AIM OF THE TASK
Using the data below, copy every line that contains the word "предприятии".

++++

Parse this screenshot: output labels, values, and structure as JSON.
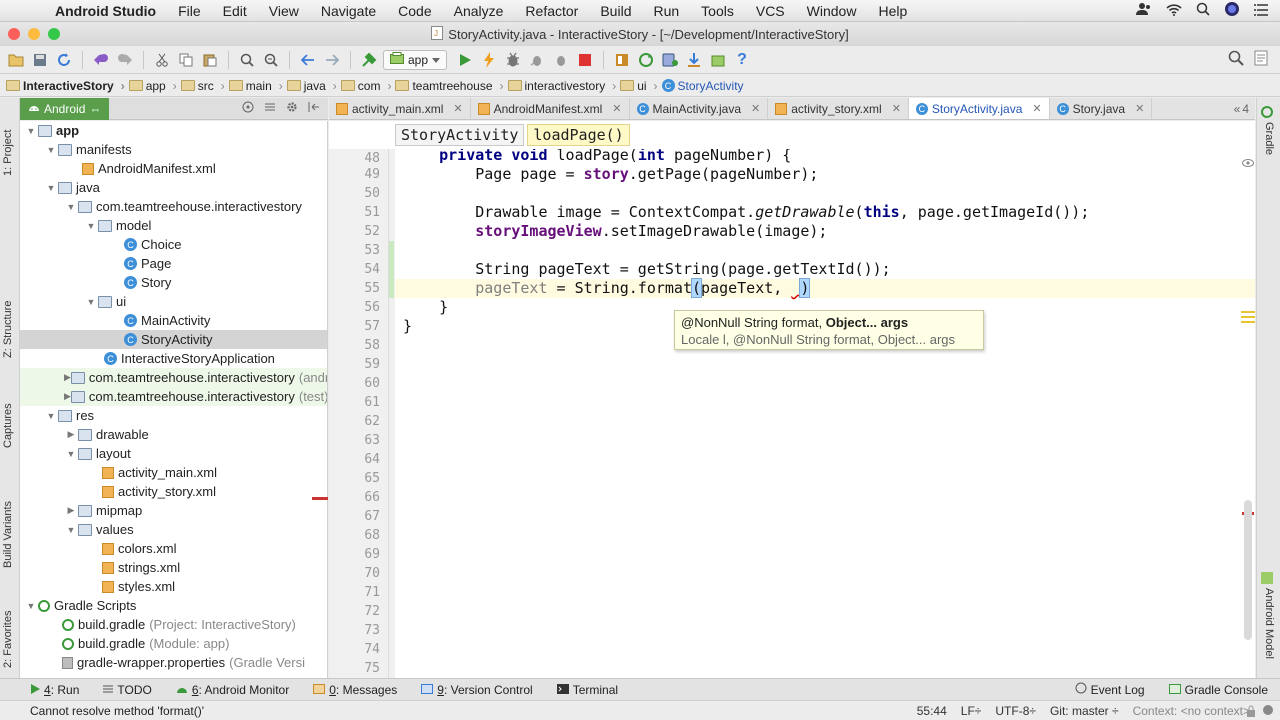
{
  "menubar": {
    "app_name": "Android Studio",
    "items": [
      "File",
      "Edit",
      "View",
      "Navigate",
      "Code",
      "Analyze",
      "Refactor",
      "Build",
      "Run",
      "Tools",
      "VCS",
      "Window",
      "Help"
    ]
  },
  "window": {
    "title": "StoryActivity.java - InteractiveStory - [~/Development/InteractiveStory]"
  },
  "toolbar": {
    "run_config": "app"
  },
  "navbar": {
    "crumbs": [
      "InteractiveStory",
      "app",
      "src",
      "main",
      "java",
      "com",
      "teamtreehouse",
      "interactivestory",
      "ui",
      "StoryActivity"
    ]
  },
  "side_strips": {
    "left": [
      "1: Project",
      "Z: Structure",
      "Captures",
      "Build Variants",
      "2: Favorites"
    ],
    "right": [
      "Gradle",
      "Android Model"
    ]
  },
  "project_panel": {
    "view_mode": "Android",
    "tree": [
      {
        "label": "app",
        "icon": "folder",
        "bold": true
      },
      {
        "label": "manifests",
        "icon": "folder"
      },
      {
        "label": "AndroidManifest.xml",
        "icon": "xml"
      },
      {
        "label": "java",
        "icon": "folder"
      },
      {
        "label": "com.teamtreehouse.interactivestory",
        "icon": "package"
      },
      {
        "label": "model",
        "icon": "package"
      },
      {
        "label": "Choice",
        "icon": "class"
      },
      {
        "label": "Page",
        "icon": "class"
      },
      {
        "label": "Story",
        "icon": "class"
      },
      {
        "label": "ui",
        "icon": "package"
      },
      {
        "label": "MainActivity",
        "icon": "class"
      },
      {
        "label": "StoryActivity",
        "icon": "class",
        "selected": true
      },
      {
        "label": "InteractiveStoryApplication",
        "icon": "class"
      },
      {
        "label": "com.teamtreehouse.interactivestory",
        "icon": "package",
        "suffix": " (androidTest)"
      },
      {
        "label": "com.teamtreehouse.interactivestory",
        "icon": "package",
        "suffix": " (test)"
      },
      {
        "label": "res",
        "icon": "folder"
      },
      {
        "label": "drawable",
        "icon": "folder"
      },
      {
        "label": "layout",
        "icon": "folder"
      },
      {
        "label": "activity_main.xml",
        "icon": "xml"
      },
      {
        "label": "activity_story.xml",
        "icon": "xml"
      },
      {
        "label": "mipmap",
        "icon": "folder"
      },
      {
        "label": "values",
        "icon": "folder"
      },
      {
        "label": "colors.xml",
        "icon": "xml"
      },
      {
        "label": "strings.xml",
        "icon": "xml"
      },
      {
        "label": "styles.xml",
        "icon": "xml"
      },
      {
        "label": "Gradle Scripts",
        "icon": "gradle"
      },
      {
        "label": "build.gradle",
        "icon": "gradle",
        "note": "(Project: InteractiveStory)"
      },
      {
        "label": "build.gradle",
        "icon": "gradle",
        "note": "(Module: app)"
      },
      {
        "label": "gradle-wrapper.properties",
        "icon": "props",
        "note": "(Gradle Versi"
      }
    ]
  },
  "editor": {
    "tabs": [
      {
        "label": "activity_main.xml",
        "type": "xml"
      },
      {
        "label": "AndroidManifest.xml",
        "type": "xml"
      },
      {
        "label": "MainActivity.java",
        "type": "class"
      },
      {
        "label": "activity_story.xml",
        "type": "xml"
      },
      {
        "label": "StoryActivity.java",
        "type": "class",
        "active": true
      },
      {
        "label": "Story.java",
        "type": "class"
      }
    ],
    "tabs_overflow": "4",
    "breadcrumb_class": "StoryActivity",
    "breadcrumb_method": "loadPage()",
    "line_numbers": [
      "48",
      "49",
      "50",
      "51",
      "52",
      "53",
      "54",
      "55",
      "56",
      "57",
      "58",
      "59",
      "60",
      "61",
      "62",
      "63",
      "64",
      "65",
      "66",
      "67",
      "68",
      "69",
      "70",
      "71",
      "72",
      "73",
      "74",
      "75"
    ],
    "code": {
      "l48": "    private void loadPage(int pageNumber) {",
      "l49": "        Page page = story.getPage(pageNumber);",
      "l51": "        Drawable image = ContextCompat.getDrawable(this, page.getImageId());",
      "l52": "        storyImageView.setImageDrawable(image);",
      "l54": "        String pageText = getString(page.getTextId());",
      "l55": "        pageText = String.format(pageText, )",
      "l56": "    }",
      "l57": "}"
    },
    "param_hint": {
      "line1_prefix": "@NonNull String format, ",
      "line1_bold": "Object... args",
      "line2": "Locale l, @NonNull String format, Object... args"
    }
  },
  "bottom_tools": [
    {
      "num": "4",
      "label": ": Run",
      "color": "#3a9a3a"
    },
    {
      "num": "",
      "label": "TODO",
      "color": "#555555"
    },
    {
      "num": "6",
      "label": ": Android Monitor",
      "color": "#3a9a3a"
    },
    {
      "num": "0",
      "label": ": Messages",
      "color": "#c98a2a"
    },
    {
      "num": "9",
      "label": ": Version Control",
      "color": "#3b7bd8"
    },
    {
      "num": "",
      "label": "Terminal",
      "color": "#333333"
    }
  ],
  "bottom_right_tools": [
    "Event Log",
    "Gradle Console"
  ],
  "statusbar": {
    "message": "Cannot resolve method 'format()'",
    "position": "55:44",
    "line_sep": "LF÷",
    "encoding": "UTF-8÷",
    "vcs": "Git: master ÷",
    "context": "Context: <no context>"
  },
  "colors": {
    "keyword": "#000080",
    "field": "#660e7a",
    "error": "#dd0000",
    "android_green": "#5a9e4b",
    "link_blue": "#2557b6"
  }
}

++++

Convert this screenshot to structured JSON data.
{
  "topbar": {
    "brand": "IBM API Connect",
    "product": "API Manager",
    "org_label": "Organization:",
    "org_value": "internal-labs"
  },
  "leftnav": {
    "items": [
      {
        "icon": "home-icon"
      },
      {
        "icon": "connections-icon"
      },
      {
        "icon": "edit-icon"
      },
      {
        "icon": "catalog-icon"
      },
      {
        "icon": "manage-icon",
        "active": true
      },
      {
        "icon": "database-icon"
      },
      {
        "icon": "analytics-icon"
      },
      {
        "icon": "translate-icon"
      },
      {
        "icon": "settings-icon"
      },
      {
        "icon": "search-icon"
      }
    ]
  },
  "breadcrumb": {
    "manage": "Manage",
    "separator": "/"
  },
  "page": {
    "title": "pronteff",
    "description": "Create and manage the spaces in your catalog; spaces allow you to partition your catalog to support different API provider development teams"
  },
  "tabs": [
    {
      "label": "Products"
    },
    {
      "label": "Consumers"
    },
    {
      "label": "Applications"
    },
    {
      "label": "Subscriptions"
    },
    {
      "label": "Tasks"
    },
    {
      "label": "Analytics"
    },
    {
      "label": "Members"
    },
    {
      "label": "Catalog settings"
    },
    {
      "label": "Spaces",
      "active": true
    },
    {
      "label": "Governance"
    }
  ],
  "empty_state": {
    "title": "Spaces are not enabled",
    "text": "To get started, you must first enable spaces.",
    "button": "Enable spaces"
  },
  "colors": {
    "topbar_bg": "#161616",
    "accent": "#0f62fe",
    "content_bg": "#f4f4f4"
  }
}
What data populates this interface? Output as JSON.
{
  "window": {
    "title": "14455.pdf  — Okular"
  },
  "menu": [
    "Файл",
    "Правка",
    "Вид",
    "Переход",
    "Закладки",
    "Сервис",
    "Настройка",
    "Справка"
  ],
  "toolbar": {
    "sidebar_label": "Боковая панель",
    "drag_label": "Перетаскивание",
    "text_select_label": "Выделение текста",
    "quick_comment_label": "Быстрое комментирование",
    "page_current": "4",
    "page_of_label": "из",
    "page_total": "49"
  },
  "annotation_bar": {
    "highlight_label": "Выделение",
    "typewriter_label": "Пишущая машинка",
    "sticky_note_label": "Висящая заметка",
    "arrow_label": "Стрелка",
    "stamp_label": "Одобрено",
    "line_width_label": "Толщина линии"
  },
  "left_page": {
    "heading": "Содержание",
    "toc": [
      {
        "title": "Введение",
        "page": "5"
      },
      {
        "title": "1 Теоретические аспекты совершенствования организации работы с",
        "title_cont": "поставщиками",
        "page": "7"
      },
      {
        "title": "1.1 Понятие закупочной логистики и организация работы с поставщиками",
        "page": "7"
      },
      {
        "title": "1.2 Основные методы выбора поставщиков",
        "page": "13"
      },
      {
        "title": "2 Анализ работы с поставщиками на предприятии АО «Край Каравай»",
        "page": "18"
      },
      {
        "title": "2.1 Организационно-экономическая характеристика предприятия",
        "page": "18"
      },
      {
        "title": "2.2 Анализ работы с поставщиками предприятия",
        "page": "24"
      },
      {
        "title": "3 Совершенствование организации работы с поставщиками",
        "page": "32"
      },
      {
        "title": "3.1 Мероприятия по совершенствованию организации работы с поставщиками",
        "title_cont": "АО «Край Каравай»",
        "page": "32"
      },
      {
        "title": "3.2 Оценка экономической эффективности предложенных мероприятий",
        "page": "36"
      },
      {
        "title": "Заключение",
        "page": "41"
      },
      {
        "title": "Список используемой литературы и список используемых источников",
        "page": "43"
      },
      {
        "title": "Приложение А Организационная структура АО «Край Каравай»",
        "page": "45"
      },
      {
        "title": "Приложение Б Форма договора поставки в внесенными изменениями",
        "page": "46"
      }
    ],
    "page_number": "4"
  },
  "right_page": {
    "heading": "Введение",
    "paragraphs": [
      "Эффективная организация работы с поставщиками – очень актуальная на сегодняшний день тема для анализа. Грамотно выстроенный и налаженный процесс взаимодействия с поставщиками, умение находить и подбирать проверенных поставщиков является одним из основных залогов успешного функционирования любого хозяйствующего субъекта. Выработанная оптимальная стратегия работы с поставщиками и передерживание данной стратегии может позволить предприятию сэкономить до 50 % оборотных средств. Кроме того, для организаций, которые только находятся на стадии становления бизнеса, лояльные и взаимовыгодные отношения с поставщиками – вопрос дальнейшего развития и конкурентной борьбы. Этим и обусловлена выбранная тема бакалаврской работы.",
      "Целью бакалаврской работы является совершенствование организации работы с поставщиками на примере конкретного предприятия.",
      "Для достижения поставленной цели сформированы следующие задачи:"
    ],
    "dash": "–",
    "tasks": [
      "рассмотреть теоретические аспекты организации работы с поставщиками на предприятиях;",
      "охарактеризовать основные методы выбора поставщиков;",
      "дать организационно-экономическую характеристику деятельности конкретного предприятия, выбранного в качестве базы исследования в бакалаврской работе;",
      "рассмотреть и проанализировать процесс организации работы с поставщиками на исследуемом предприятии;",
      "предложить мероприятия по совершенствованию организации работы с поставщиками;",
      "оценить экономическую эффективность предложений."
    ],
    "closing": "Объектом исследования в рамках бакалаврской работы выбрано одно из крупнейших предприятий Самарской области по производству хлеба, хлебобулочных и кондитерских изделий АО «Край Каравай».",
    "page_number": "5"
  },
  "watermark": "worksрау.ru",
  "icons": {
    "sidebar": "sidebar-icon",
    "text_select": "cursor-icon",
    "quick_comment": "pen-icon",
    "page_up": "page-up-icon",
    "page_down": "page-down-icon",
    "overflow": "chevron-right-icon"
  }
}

++++

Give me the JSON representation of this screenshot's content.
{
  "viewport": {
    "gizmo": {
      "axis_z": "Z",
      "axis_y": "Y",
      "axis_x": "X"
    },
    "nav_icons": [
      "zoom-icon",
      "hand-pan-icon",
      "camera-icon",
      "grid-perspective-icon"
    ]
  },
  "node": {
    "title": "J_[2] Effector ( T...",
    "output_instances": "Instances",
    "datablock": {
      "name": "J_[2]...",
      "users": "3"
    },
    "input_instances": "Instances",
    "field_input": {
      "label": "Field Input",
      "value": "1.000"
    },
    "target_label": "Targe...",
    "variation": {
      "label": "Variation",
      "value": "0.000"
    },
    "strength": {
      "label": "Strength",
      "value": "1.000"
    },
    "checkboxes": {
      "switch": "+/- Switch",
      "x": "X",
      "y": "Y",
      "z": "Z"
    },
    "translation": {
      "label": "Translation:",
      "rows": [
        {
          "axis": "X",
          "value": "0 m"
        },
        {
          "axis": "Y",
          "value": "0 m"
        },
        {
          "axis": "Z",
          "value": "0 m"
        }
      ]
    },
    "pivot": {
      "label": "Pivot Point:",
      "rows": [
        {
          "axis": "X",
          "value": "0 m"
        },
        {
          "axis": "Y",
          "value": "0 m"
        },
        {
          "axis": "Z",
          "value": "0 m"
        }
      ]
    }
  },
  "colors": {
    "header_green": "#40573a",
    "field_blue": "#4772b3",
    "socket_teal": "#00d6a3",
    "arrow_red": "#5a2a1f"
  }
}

++++

RESULT OF THE TASK
        "title": "2 Анализ работы с поставщиками на предприятии АО «Край Каравай»",
      "рассмотреть и проанализировать процесс организации работы с поставщиками на исследуемом предприятии;",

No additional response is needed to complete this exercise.